Pick out every line with the word "Ответы" and copy it.

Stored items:
★ ★ ★ ★ ★ ★ ★
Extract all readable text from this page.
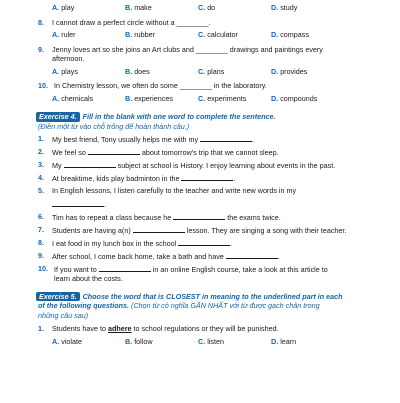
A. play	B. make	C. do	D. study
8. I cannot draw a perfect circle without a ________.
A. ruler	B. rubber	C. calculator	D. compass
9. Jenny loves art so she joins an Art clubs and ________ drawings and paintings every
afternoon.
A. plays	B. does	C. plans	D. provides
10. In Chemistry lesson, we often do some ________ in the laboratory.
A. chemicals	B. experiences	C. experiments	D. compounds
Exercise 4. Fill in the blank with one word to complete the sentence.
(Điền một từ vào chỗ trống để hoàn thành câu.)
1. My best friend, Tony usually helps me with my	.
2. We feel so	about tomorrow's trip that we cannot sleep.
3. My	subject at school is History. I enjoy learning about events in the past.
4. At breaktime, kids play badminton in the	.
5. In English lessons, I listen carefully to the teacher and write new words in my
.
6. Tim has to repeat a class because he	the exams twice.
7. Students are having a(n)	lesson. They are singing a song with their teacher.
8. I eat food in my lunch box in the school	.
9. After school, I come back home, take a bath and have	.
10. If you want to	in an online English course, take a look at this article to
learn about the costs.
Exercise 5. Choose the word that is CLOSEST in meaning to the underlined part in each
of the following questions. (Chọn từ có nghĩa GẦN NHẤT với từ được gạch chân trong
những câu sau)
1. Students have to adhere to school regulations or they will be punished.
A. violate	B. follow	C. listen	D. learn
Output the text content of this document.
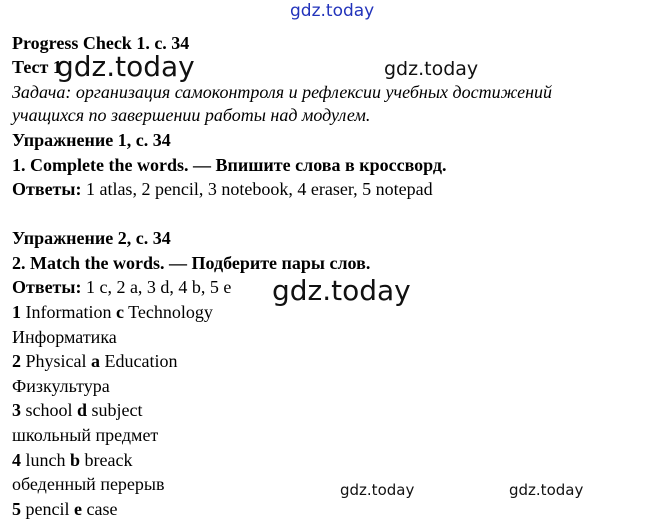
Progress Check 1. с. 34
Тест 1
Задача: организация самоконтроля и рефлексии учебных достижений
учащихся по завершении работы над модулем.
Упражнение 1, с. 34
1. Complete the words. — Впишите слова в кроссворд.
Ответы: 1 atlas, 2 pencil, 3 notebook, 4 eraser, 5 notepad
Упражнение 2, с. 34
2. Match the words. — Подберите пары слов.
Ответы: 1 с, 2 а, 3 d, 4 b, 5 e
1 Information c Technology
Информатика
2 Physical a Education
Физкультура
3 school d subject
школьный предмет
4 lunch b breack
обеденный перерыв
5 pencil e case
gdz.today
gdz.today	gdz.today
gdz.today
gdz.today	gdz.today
★ ★ ★ ★ ★ ★ ★
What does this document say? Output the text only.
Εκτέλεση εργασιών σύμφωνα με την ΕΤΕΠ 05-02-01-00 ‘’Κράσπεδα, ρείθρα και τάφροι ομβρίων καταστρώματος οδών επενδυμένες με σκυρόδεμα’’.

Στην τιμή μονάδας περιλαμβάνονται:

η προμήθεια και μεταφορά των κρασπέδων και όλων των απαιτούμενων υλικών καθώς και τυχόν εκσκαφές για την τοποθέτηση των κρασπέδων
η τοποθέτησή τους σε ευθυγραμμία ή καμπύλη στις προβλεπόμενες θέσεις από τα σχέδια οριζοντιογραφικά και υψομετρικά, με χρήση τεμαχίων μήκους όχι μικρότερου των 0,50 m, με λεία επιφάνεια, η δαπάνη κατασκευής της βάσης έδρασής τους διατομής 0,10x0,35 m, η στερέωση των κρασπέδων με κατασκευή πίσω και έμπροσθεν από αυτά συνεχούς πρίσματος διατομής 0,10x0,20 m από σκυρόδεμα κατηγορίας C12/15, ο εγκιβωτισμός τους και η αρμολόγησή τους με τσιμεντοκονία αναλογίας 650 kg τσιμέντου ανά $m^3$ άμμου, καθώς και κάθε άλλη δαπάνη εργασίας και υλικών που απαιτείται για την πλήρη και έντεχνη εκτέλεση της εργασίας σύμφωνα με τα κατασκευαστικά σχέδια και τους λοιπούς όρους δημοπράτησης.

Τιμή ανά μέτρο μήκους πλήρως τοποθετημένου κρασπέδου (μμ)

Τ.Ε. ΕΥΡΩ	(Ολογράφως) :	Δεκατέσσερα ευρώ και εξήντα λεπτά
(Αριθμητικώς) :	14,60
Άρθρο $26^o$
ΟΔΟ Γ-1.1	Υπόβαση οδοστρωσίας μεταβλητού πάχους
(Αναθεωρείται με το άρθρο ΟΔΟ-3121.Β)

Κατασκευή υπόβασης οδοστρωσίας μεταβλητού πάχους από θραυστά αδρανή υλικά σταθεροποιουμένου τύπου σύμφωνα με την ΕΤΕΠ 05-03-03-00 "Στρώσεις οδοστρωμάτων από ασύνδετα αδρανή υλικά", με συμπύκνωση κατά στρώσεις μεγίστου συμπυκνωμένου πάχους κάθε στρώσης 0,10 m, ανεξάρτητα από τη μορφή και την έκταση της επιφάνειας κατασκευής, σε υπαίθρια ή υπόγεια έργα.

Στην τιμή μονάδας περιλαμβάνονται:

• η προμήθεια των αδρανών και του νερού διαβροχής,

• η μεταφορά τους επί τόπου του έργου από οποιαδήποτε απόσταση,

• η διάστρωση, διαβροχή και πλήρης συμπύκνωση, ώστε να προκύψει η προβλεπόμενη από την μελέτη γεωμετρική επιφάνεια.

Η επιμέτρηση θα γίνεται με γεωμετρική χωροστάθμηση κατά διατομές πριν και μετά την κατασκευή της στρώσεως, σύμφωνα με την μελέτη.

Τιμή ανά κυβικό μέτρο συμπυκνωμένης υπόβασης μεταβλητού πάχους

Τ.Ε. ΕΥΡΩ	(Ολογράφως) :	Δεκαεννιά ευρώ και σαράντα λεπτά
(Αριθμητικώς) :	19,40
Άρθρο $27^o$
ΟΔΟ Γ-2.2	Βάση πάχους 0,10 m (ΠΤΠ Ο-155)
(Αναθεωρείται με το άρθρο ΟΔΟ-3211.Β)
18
★ ★ ★ ★ ★ ★ ★
== WRITTEN ANSWER ==
Ответы: 1 atlas, 2 pencil, 3 notebook, 4 eraser, 5 notepad
Ответы: 1 с, 2 а, 3 d, 4 b, 5 e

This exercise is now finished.